__Requirement__:
For the data below, report only the number of lines containing the string "Sample".

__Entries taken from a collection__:
---+---

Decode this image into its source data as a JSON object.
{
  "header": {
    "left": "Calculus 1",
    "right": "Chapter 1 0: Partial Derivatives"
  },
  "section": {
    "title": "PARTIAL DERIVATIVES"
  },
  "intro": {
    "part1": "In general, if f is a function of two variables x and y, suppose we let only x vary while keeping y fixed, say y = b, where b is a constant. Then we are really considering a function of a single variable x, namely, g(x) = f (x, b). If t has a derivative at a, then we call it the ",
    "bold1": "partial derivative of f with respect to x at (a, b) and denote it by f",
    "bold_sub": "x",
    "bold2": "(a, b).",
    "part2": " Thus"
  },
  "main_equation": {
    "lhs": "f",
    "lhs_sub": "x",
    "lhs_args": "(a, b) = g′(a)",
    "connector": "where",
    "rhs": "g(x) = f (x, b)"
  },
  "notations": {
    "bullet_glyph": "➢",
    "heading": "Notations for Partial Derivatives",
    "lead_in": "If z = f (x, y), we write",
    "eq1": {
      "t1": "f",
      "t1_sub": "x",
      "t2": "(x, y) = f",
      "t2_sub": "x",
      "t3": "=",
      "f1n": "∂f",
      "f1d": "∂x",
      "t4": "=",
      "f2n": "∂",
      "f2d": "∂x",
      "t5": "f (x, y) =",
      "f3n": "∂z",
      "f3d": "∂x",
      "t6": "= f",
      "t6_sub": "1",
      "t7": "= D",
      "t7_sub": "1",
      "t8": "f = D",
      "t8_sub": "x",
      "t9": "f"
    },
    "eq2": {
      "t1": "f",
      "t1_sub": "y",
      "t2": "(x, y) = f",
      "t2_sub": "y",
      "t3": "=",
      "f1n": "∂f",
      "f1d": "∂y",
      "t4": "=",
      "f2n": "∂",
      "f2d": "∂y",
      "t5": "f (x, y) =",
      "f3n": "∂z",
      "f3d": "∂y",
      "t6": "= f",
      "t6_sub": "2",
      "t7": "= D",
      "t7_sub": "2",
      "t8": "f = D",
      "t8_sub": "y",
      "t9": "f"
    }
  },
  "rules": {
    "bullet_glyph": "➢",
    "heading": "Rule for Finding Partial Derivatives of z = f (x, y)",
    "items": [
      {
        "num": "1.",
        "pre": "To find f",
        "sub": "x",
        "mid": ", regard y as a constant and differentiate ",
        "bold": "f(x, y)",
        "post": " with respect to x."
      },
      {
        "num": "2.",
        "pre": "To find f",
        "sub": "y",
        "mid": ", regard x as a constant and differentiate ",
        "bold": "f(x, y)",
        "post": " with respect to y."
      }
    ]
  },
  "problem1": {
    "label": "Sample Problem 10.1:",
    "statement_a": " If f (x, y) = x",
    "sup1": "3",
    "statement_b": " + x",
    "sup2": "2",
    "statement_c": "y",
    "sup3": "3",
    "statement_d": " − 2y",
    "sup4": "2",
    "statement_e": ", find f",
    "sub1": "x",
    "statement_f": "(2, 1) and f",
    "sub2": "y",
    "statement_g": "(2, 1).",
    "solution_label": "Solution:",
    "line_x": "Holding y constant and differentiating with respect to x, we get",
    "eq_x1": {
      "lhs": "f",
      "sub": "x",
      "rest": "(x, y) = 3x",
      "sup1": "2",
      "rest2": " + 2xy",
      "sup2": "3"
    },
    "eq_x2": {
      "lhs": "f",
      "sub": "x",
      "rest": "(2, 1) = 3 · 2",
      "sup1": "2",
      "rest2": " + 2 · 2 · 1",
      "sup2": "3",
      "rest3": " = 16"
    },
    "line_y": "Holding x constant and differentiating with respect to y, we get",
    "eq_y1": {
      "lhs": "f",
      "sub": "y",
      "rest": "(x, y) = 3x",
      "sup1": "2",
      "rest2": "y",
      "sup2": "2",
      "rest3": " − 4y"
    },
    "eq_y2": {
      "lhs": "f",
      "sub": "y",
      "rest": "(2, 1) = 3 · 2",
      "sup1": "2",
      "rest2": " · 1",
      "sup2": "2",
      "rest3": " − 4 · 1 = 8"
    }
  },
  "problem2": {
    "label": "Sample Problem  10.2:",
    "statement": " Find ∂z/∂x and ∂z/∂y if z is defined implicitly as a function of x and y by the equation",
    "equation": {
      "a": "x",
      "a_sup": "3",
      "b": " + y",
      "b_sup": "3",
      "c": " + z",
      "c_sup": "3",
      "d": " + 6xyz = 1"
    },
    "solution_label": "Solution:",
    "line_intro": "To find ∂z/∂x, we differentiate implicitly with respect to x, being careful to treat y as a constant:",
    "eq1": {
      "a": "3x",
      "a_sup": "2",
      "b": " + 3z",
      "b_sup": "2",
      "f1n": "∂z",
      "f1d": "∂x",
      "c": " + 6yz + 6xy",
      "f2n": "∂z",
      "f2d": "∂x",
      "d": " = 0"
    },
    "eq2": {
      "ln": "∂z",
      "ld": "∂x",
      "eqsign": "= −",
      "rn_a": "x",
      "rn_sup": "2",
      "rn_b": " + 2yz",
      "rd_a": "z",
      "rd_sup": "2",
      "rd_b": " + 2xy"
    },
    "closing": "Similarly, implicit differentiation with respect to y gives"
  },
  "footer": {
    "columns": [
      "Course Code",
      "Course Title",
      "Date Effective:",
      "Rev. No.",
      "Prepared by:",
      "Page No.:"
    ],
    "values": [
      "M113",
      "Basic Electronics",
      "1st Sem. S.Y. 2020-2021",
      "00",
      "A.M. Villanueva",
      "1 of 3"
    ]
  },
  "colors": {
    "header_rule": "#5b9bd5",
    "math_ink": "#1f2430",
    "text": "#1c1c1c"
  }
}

---+---

__Complete response__:
2